PROBLEM TO WORK ON:
Reproduce the listing below verbatim.

MATERIAL PROVIDED:
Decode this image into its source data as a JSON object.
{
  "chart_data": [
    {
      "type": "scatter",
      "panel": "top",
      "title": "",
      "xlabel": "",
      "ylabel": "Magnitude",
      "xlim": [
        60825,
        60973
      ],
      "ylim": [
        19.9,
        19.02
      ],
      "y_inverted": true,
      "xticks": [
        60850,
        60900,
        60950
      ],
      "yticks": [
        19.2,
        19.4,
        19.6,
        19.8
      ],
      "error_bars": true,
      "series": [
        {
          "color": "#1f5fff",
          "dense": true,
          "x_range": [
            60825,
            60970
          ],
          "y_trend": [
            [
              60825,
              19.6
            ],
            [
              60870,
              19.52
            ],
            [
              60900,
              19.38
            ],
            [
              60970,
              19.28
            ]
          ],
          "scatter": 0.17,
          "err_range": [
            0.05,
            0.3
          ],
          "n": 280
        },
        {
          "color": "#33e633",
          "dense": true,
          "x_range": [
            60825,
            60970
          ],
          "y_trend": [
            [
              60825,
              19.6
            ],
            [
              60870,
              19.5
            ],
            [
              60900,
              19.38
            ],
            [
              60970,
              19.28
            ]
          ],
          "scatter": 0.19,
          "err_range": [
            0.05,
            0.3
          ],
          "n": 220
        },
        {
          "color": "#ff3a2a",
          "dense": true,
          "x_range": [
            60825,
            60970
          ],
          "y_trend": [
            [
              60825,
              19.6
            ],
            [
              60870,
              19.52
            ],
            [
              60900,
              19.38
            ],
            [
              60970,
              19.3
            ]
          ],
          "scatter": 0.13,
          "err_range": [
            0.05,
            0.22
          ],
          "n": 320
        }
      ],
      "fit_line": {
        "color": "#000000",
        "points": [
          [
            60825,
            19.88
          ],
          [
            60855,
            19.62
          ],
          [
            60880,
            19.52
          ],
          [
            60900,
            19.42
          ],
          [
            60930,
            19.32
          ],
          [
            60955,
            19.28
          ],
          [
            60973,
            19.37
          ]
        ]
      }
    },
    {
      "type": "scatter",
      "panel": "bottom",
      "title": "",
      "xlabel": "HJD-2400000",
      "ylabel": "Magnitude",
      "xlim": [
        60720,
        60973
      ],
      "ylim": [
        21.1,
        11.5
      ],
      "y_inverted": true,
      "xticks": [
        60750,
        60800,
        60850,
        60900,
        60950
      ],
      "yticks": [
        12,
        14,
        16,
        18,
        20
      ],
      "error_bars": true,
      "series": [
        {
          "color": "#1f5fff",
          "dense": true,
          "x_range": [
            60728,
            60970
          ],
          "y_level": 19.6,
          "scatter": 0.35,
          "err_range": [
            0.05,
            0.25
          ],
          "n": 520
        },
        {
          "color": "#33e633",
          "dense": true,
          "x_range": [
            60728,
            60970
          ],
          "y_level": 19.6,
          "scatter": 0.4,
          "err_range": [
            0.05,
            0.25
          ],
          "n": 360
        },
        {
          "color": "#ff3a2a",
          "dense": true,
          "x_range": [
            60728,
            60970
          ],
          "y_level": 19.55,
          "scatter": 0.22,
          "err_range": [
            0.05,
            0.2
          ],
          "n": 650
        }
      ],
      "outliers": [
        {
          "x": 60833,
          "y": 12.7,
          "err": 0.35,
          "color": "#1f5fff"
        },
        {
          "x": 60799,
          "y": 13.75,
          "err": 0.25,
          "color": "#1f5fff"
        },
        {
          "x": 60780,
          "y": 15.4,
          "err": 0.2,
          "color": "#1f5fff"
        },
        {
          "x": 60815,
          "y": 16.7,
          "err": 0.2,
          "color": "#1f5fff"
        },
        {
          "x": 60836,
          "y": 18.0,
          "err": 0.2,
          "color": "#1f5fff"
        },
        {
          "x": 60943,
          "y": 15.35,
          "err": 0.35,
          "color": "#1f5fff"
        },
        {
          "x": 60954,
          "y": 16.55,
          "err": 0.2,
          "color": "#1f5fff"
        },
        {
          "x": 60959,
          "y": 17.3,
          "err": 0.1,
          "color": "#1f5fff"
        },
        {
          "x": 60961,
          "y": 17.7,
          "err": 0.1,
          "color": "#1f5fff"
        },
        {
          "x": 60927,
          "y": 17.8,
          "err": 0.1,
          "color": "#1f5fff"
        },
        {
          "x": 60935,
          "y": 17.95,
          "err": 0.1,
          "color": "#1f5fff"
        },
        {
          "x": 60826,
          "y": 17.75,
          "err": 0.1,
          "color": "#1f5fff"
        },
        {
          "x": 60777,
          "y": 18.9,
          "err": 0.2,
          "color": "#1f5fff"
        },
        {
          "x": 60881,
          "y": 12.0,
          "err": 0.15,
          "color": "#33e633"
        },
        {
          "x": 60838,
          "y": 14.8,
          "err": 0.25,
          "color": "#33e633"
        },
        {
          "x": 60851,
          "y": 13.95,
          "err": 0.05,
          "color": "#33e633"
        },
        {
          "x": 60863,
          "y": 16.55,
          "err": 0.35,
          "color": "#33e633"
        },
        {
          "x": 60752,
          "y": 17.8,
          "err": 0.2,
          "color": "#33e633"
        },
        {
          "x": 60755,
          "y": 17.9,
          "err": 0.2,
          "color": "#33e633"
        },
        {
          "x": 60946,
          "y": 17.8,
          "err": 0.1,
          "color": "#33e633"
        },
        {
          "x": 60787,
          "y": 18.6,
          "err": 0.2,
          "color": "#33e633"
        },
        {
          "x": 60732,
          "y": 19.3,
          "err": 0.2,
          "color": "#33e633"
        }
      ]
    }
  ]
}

RESULT:
Decode this image into its source data as a JSON object.
{
  "chart_data": [
    {
      "type": "scatter",
      "panel": "top",
      "title": "",
      "xlabel": "",
      "ylabel": "Magnitude",
      "xlim": [
        60825,
        60973
      ],
      "ylim": [
        19.9,
        19.02
      ],
      "y_inverted": true,
      "xticks": [
        60850,
        60900,
        60950
      ],
      "yticks": [
        19.2,
        19.4,
        19.6,
        19.8
      ],
      "error_bars": true,
      "series": [
        {
          "color": "#1f5fff",
          "dense": true,
          "x_range": [
            60825,
            60970
          ],
          "y_trend": [
            [
              60825,
              19.6
            ],
            [
              60870,
              19.52
            ],
            [
              60900,
              19.38
            ],
            [
              60970,
              19.28
            ]
          ],
          "scatter": 0.17,
          "err_range": [
            0.05,
            0.3
          ],
          "n": 280
        },
        {
          "color": "#33e633",
          "dense": true,
          "x_range": [
            60825,
            60970
          ],
          "y_trend": [
            [
              60825,
              19.6
            ],
            [
              60870,
              19.5
            ],
            [
              60900,
              19.38
            ],
            [
              60970,
              19.28
            ]
          ],
          "scatter": 0.19,
          "err_range": [
            0.05,
            0.3
          ],
          "n": 220
        },
        {
          "color": "#ff3a2a",
          "dense": true,
          "x_range": [
            60825,
            60970
          ],
          "y_trend": [
            [
              60825,
              19.6
            ],
            [
              60870,
              19.52
            ],
            [
              60900,
              19.38
            ],
            [
              60970,
              19.3
            ]
          ],
          "scatter": 0.13,
          "err_range": [
            0.05,
            0.22
          ],
          "n": 320
        }
      ],
      "fit_line": {
        "color": "#000000",
        "points": [
          [
            60825,
            19.88
          ],
          [
            60855,
            19.62
          ],
          [
            60880,
            19.52
          ],
          [
            60900,
            19.42
          ],
          [
            60930,
            19.32
          ],
          [
            60955,
            19.28
          ],
          [
            60973,
            19.37
          ]
        ]
      }
    },
    {
      "type": "scatter",
      "panel": "bottom",
      "title": "",
      "xlabel": "HJD-2400000",
      "ylabel": "Magnitude",
      "xlim": [
        60720,
        60973
      ],
      "ylim": [
        21.1,
        11.5
      ],
      "y_inverted": true,
      "xticks": [
        60750,
        60800,
        60850,
        60900,
        60950
      ],
      "yticks": [
        12,
        14,
        16,
        18,
        20
      ],
      "error_bars": true,
      "series": [
        {
          "color": "#1f5fff",
          "dense": true,
          "x_range": [
            60728,
            60970
          ],
          "y_level": 19.6,
          "scatter": 0.35,
          "err_range": [
            0.05,
            0.25
          ],
          "n": 520
        },
        {
          "color": "#33e633",
          "dense": true,
          "x_range": [
            60728,
            60970
          ],
          "y_level": 19.6,
          "scatter": 0.4,
          "err_range": [
            0.05,
            0.25
          ],
          "n": 360
        },
        {
          "color": "#ff3a2a",
          "dense": true,
          "x_range": [
            60728,
            60970
          ],
          "y_level": 19.55,
          "scatter": 0.22,
          "err_range": [
            0.05,
            0.2
          ],
          "n": 650
        }
      ],
      "outliers": [
        {
          "x": 60833,
          "y": 12.7,
          "err": 0.35,
          "color": "#1f5fff"
        },
        {
          "x": 60799,
          "y": 13.75,
          "err": 0.25,
          "color": "#1f5fff"
        },
        {
          "x": 60780,
          "y": 15.4,
          "err": 0.2,
          "color": "#1f5fff"
        },
        {
          "x": 60815,
          "y": 16.7,
          "err": 0.2,
          "color": "#1f5fff"
        },
        {
          "x": 60836,
          "y": 18.0,
          "err": 0.2,
          "color": "#1f5fff"
        },
        {
          "x": 60943,
          "y": 15.35,
          "err": 0.35,
          "color": "#1f5fff"
        },
        {
          "x": 60954,
          "y": 16.55,
          "err": 0.2,
          "color": "#1f5fff"
        },
        {
          "x": 60959,
          "y": 17.3,
          "err": 0.1,
          "color": "#1f5fff"
        },
        {
          "x": 60961,
          "y": 17.7,
          "err": 0.1,
          "color": "#1f5fff"
        },
        {
          "x": 60927,
          "y": 17.8,
          "err": 0.1,
          "color": "#1f5fff"
        },
        {
          "x": 60935,
          "y": 17.95,
          "err": 0.1,
          "color": "#1f5fff"
        },
        {
          "x": 60826,
          "y": 17.75,
          "err": 0.1,
          "color": "#1f5fff"
        },
        {
          "x": 60777,
          "y": 18.9,
          "err": 0.2,
          "color": "#1f5fff"
        },
        {
          "x": 60881,
          "y": 12.0,
          "err": 0.15,
          "color": "#33e633"
        },
        {
          "x": 60838,
          "y": 14.8,
          "err": 0.25,
          "color": "#33e633"
        },
        {
          "x": 60851,
          "y": 13.95,
          "err": 0.05,
          "color": "#33e633"
        },
        {
          "x": 60863,
          "y": 16.55,
          "err": 0.35,
          "color": "#33e633"
        },
        {
          "x": 60752,
          "y": 17.8,
          "err": 0.2,
          "color": "#33e633"
        },
        {
          "x": 60755,
          "y": 17.9,
          "err": 0.2,
          "color": "#33e633"
        },
        {
          "x": 60946,
          "y": 17.8,
          "err": 0.1,
          "color": "#33e633"
        },
        {
          "x": 60787,
          "y": 18.6,
          "err": 0.2,
          "color": "#33e633"
        },
        {
          "x": 60732,
          "y": 19.3,
          "err": 0.2,
          "color": "#33e633"
        }
      ]
    }
  ]
}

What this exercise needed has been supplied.